====== Stored data ======

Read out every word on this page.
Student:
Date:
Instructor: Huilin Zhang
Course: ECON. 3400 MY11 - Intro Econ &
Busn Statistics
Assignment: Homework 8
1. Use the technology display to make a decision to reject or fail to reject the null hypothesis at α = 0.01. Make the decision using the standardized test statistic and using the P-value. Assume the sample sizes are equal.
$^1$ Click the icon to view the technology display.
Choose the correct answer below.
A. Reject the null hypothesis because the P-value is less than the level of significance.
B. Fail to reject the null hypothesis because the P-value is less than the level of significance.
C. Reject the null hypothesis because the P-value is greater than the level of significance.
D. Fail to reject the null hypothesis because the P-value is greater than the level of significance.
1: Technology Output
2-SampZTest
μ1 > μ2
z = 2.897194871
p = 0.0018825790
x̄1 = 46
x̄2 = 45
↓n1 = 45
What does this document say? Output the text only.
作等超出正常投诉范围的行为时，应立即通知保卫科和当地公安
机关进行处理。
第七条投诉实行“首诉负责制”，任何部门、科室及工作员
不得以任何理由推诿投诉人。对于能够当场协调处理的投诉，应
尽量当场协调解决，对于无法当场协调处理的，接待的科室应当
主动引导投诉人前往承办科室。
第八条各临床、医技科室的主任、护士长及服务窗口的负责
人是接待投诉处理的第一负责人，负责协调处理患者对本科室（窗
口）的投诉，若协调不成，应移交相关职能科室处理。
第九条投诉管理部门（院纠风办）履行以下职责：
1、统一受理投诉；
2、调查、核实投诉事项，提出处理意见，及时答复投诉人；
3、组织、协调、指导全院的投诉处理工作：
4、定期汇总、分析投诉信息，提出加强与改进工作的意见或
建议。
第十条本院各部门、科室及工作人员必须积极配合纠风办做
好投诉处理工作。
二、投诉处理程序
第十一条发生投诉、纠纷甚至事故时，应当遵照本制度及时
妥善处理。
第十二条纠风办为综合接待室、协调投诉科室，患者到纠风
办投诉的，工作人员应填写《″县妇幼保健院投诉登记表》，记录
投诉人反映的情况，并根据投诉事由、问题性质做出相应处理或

======

Work required: Reproduce the lines of the entries above exactly, but only from the line containing "What does this" through the final line.

The answer:
What does this document say? Output the text only.
作等超出正常投诉范围的行为时，应立即通知保卫科和当地公安
机关进行处理。
第七条投诉实行“首诉负责制”，任何部门、科室及工作员
不得以任何理由推诿投诉人。对于能够当场协调处理的投诉，应
尽量当场协调解决，对于无法当场协调处理的，接待的科室应当
主动引导投诉人前往承办科室。
第八条各临床、医技科室的主任、护士长及服务窗口的负责
人是接待投诉处理的第一负责人，负责协调处理患者对本科室（窗
口）的投诉，若协调不成，应移交相关职能科室处理。
第九条投诉管理部门（院纠风办）履行以下职责：
1、统一受理投诉；
2、调查、核实投诉事项，提出处理意见，及时答复投诉人；
3、组织、协调、指导全院的投诉处理工作：
4、定期汇总、分析投诉信息，提出加强与改进工作的意见或
建议。
第十条本院各部门、科室及工作人员必须积极配合纠风办做
好投诉处理工作。
二、投诉处理程序
第十一条发生投诉、纠纷甚至事故时，应当遵照本制度及时
妥善处理。
第十二条纠风办为综合接待室、协调投诉科室，患者到纠风
办投诉的，工作人员应填写《″县妇幼保健院投诉登记表》，记录
投诉人反映的情况，并根据投诉事由、问题性质做出相应处理或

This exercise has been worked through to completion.